WHAT THE TASK REQUIRES ::
Leaving out every picture, quote the data below exactly as it appears.

EXERCISE MATERIALS ::
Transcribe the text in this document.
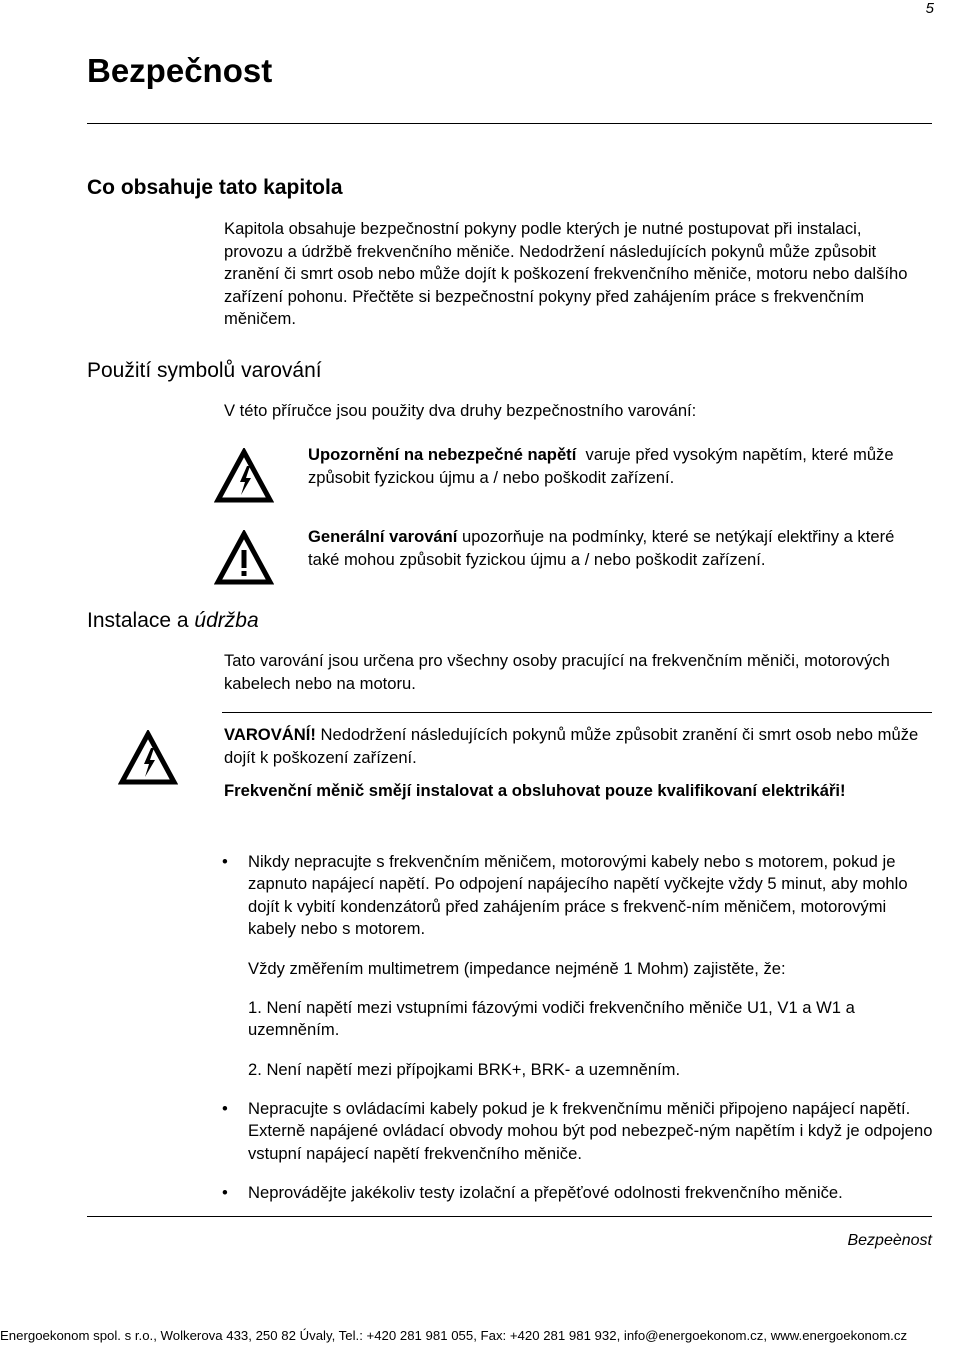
5
Bezpečnost
Co obsahuje tato kapitola

Kapitola obsahuje bezpečnostní pokyny podle kterých je nutné postupovat při instalaci, provozu a údržbě frekvenčního měniče. Nedodržení následujících pokynů může způsobit zranění či smrt osob nebo může dojít k poškození frekvenčního měniče, motoru nebo dalšího zařízení pohonu. Přečtěte si bezpečnostní pokyny před zahájením práce s frekvenčním měničem.

Použití symbolů varování
V této příručce jsou použity dva druhy bezpečnostního varování:

Upozornění na nebezpečné napětí varuje před vysokým napětím, které může způsobit fyzickou újmu a / nebo poškodit zařízení.

Generální varování upozorňuje na podmínky, které se netýkají elektřiny a které také mohou způsobit fyzickou újmu a / nebo poškodit zařízení.

Instalace a údržba
Tato varování jsou určena pro všechny osoby pracující na frekvenčním měniči, motorových kabelech nebo na motoru.

VAROVÁNÍ! Nedodržení následujících pokynů může způsobit zranění či smrt osob nebo může dojít k poškození zařízení.

Frekvenční měnič smějí instalovat a obsluhovat pouze kvalifikovaní elektrikáři!
• Nikdy nepracujte s frekvenčním měničem, motorovými kabely nebo s motorem, pokud je zapnuto napájecí napětí. Po odpojení napájecího napětí vyčkejte vždy 5 minut, aby mohlo dojít k vybití kondenzátorů před zahájením práce s frekvenč-ním měničem, motorovými kabely nebo s motorem.

Vždy změřením multimetrem (impedance nejméně 1 Mohm) zajistěte, že:

1. Není napětí mezi vstupními fázovými vodiči frekvenčního měniče U1, V1 a W1 a uzemněním.

2. Není napětí mezi přípojkami BRK+, BRK- a uzemněním.

• Nepracujte s ovládacími kabely pokud je k frekvenčnímu měniči připojeno napájecí napětí. Externě napájené ovládací obvody mohou být pod nebezpeč-ným napětím i když je odpojeno vstupní napájecí napětí frekvenčního měniče.

• Neprovádějte jakékoliv testy izolační a přepěťové odolnosti frekvenčního měniče.

Bezpeènost
Energoekonom spol. s r.o., Wolkerova 433, 250 82 Úvaly, Tel.: +420 281 981 055, Fax: +420 281 981 932, info@energoekonom.cz, www.energoekonom.cz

RESULT BELOW ::
Transcribe the text in this document.
5
Bezpečnost
Co obsahuje tato kapitola

Kapitola obsahuje bezpečnostní pokyny podle kterých je nutné postupovat při instalaci, provozu a údržbě frekvenčního měniče. Nedodržení následujících pokynů může způsobit zranění či smrt osob nebo může dojít k poškození frekvenčního měniče, motoru nebo dalšího zařízení pohonu. Přečtěte si bezpečnostní pokyny před zahájením práce s frekvenčním měničem.

Použití symbolů varování
V této příručce jsou použity dva druhy bezpečnostního varování:

Upozornění na nebezpečné napětí varuje před vysokým napětím, které může způsobit fyzickou újmu a / nebo poškodit zařízení.

Generální varování upozorňuje na podmínky, které se netýkají elektřiny a které také mohou způsobit fyzickou újmu a / nebo poškodit zařízení.

Instalace a údržba
Tato varování jsou určena pro všechny osoby pracující na frekvenčním měniči, motorových kabelech nebo na motoru.

VAROVÁNÍ! Nedodržení následujících pokynů může způsobit zranění či smrt osob nebo může dojít k poškození zařízení.

Frekvenční měnič smějí instalovat a obsluhovat pouze kvalifikovaní elektrikáři!
• Nikdy nepracujte s frekvenčním měničem, motorovými kabely nebo s motorem, pokud je zapnuto napájecí napětí. Po odpojení napájecího napětí vyčkejte vždy 5 minut, aby mohlo dojít k vybití kondenzátorů před zahájením práce s frekvenč-ním měničem, motorovými kabely nebo s motorem.

Vždy změřením multimetrem (impedance nejméně 1 Mohm) zajistěte, že:

1. Není napětí mezi vstupními fázovými vodiči frekvenčního měniče U1, V1 a W1 a uzemněním.

2. Není napětí mezi přípojkami BRK+, BRK- a uzemněním.

• Nepracujte s ovládacími kabely pokud je k frekvenčnímu měniči připojeno napájecí napětí. Externě napájené ovládací obvody mohou být pod nebezpeč-ným napětím i když je odpojeno vstupní napájecí napětí frekvenčního měniče.

• Neprovádějte jakékoliv testy izolační a přepěťové odolnosti frekvenčního měniče.

Bezpeènost
Energoekonom spol. s r.o., Wolkerova 433, 250 82 Úvaly, Tel.: +420 281 981 055, Fax: +420 281 981 932, info@energoekonom.cz, www.energoekonom.cz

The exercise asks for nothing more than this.